Examine the material below. Gather every line in which the string "настоящему" appears.

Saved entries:

----------

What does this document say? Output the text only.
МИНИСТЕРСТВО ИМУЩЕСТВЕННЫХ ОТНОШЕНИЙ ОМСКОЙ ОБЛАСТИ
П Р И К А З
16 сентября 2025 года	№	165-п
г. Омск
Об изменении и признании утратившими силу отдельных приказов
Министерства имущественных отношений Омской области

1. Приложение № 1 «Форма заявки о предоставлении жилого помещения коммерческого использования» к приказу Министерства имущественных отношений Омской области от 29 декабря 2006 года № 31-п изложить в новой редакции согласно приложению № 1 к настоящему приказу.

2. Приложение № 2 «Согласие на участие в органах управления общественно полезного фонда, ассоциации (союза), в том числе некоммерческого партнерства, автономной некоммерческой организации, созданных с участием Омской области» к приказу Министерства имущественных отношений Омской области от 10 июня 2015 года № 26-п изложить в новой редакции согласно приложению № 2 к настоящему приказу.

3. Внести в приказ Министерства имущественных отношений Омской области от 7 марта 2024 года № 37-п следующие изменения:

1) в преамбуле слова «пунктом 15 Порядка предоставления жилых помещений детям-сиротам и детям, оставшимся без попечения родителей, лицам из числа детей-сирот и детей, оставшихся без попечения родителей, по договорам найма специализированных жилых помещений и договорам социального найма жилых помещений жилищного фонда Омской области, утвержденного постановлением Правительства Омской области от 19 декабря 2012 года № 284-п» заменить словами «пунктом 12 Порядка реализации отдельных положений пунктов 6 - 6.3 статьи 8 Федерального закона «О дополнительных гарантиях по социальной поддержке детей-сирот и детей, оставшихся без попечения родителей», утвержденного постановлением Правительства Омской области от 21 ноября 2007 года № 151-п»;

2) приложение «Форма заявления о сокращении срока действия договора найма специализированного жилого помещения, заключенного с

----------

SOLUTION:
1. Приложение № 1 «Форма заявки о предоставлении жилого помещения коммерческого использования» к приказу Министерства имущественных отношений Омской области от 29 декабря 2006 года № 31-п изложить в новой редакции согласно приложению № 1 к настоящему приказу.
2. Приложение № 2 «Согласие на участие в органах управления общественно полезного фонда, ассоциации (союза), в том числе некоммерческого партнерства, автономной некоммерческой организации, созданных с участием Омской области» к приказу Министерства имущественных отношений Омской области от 10 июня 2015 года № 26-п изложить в новой редакции согласно приложению № 2 к настоящему приказу.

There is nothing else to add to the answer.